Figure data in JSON

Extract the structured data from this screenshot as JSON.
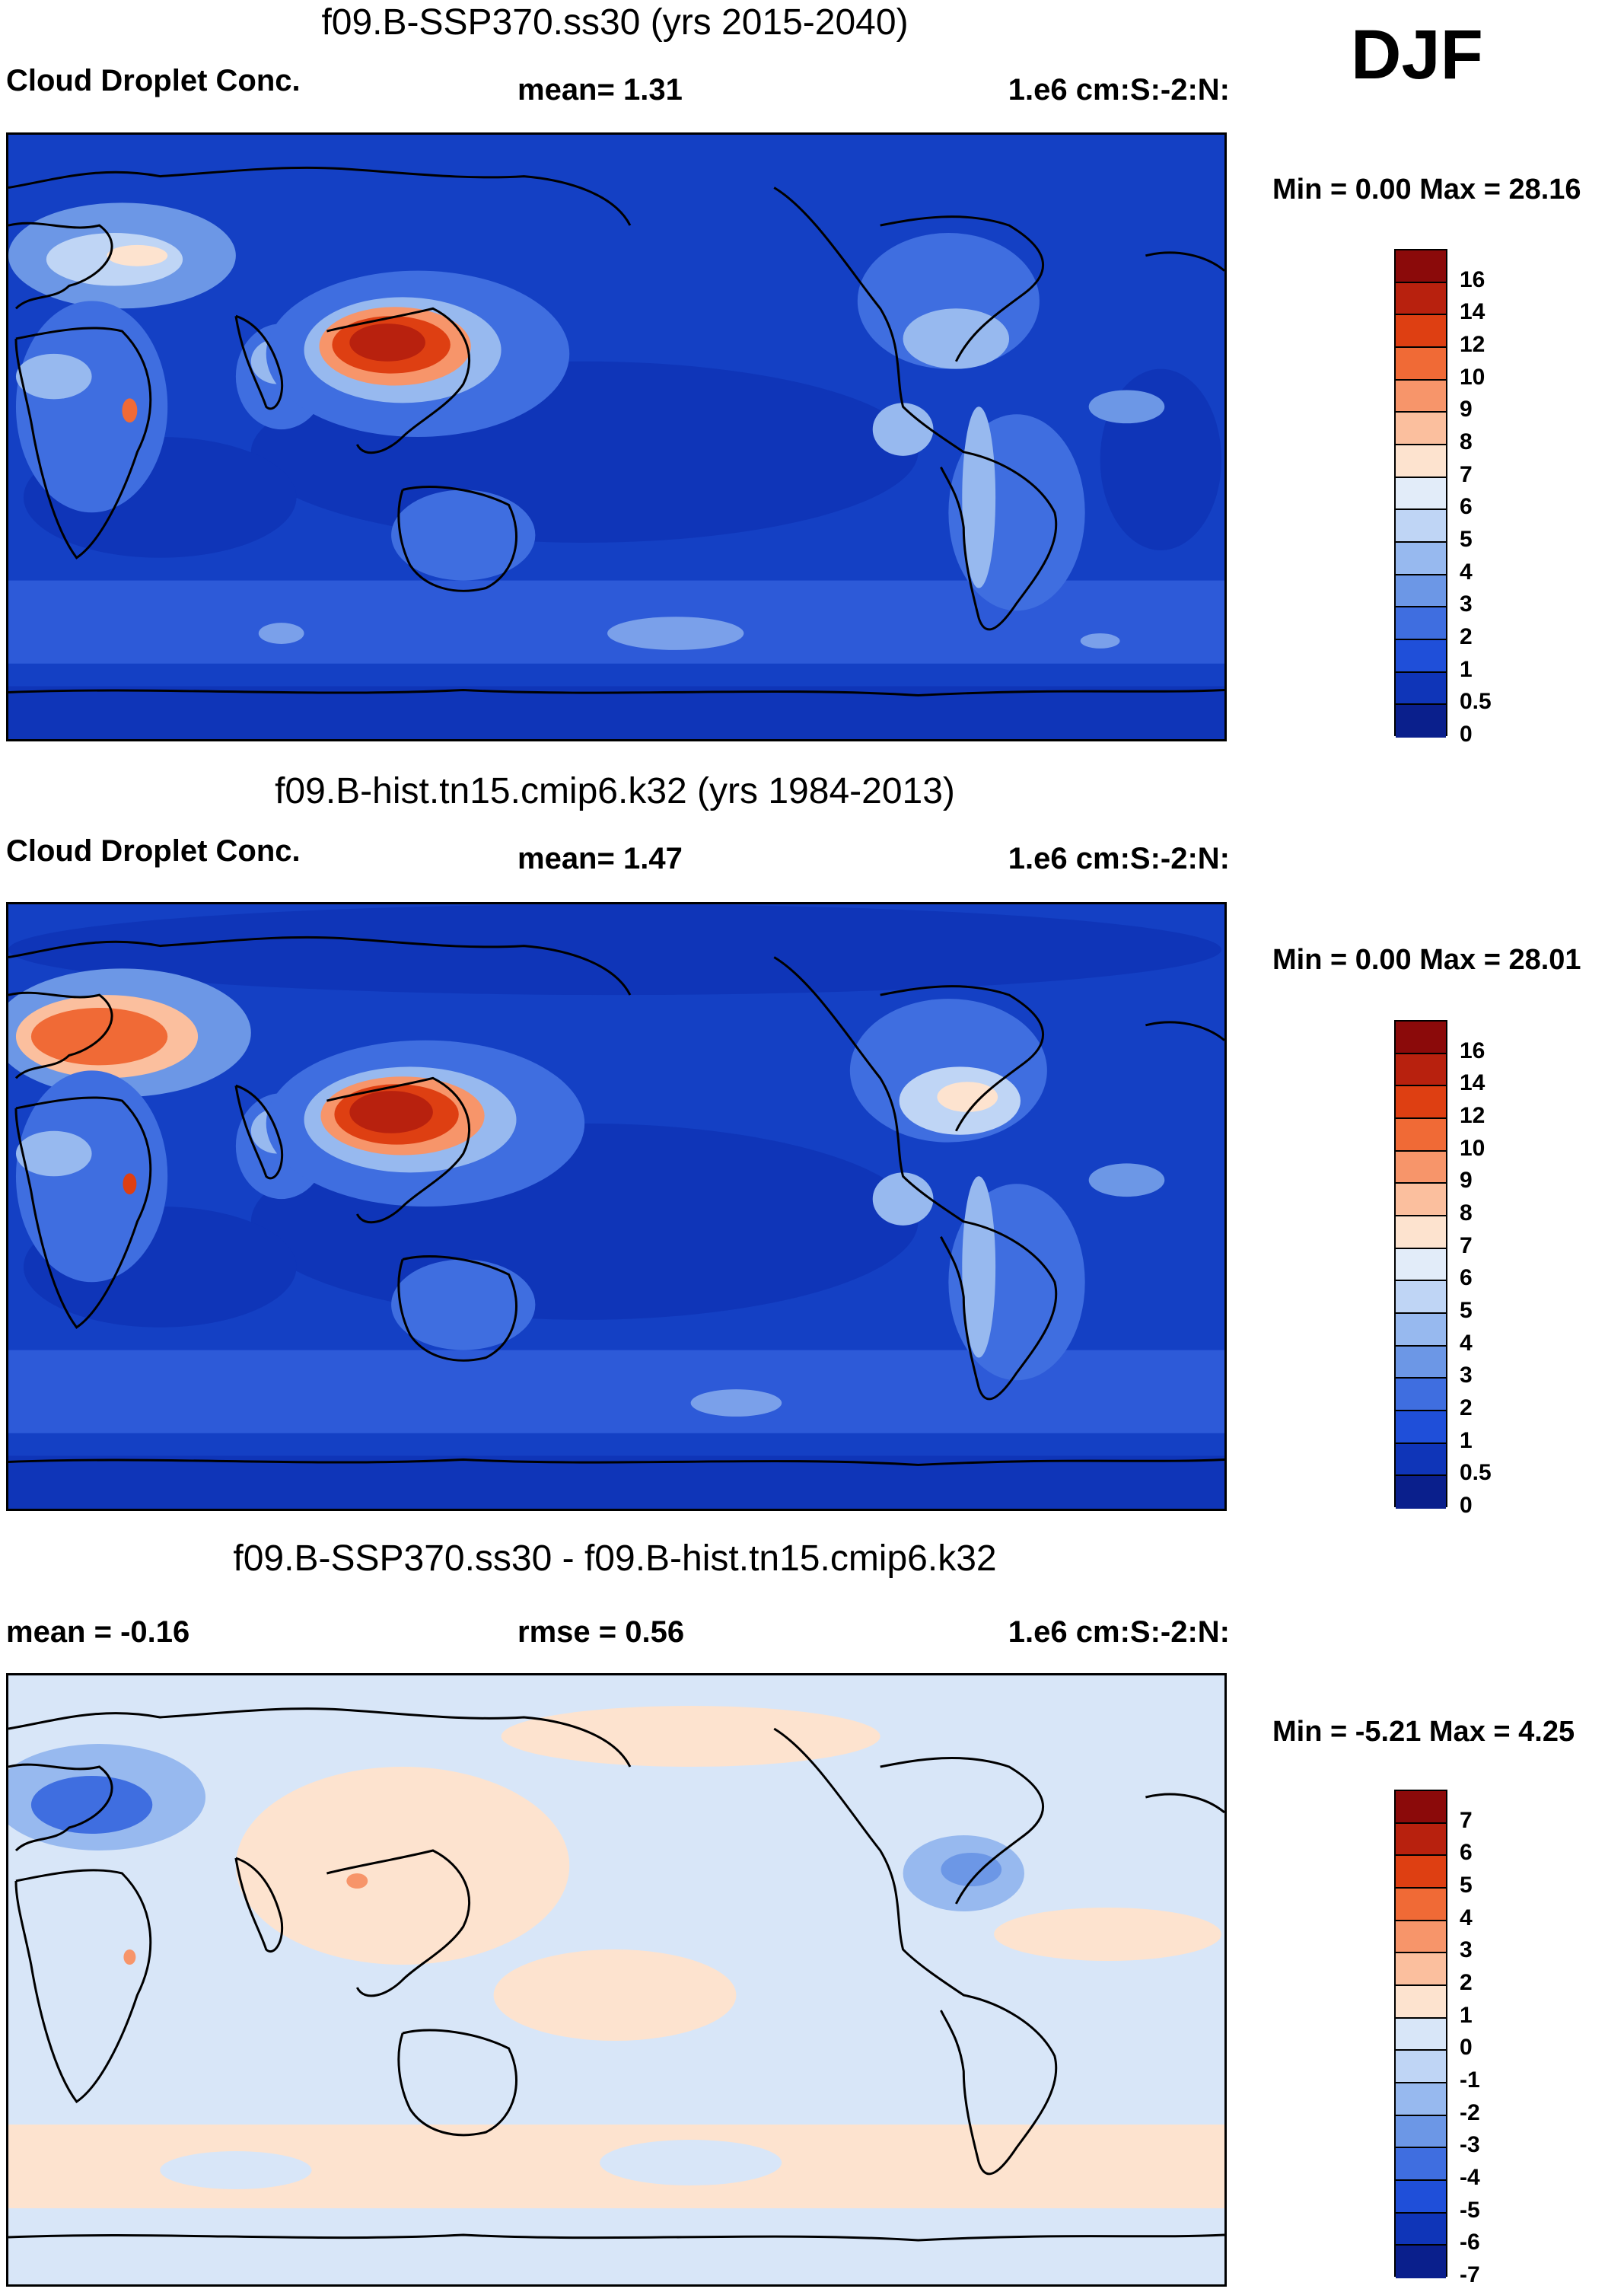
{
  "season": "DJF",
  "panels": [
    {
      "title": "f09.B-SSP370.ss30 (yrs 2015-2040)",
      "left_label": "Cloud Droplet Conc.",
      "mid_label": "mean=   1.31",
      "right_label": "1.e6 cm:S:-2:N:",
      "minmax": "Min =   0.00 Max =  28.16",
      "colorbar": {
        "labels": [
          "16",
          "14",
          "12",
          "10",
          "9",
          "8",
          "7",
          "6",
          "5",
          "4",
          "3",
          "2",
          "1",
          "0.5",
          "0"
        ],
        "colors": [
          "#8b0a0a",
          "#b8210e",
          "#de3f12",
          "#f06a36",
          "#f7956a",
          "#fbbf9e",
          "#fde3cf",
          "#e2ecf9",
          "#bfd5f5",
          "#97b9ef",
          "#6c97e6",
          "#3f6ee0",
          "#1f4fd9",
          "#0f35b8",
          "#0a1f8c"
        ]
      },
      "map": {
        "ocean": "#1440c4",
        "land_fill": "#3a6ce0",
        "region": "#2550d0"
      }
    },
    {
      "title": "f09.B-hist.tn15.cmip6.k32 (yrs 1984-2013)",
      "left_label": "Cloud Droplet Conc.",
      "mid_label": "mean=   1.47",
      "right_label": "1.e6 cm:S:-2:N:",
      "minmax": "Min =   0.00 Max =  28.01",
      "colorbar": {
        "labels": [
          "16",
          "14",
          "12",
          "10",
          "9",
          "8",
          "7",
          "6",
          "5",
          "4",
          "3",
          "2",
          "1",
          "0.5",
          "0"
        ],
        "colors": [
          "#8b0a0a",
          "#b8210e",
          "#de3f12",
          "#f06a36",
          "#f7956a",
          "#fbbf9e",
          "#fde3cf",
          "#e2ecf9",
          "#bfd5f5",
          "#97b9ef",
          "#6c97e6",
          "#3f6ee0",
          "#1f4fd9",
          "#0f35b8",
          "#0a1f8c"
        ]
      },
      "map": {
        "ocean": "#1440c4",
        "land_fill": "#3a6ce0",
        "region": "#2550d0"
      }
    },
    {
      "title": "f09.B-SSP370.ss30 - f09.B-hist.tn15.cmip6.k32",
      "left_label": "mean =  -0.16",
      "mid_label": "rmse =   0.56",
      "right_label": "1.e6 cm:S:-2:N:",
      "minmax": "Min =  -5.21 Max =   4.25",
      "colorbar": {
        "labels": [
          "7",
          "6",
          "5",
          "4",
          "3",
          "2",
          "1",
          "0",
          "-1",
          "-2",
          "-3",
          "-4",
          "-5",
          "-6",
          "-7"
        ],
        "colors": [
          "#8b0a0a",
          "#b8210e",
          "#de3f12",
          "#f06a36",
          "#f7956a",
          "#fbbf9e",
          "#fde3cf",
          "#d8e6f8",
          "#bfd5f5",
          "#97b9ef",
          "#6c97e6",
          "#3f6ee0",
          "#1f4fd9",
          "#0f35b8",
          "#0a1f8c"
        ]
      },
      "map": {
        "ocean": "#d8e6f8",
        "land_fill": "#dbe7f7",
        "region": "#fde3cf"
      }
    }
  ]
}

*JOB*:
The lines to collect are those holding the string "mean"; copy them all.

*RESULT FOR THIS TASK*:
      "mid_label": "mean=   1.31",
      "mid_label": "mean=   1.47",
      "left_label": "mean =  -0.16",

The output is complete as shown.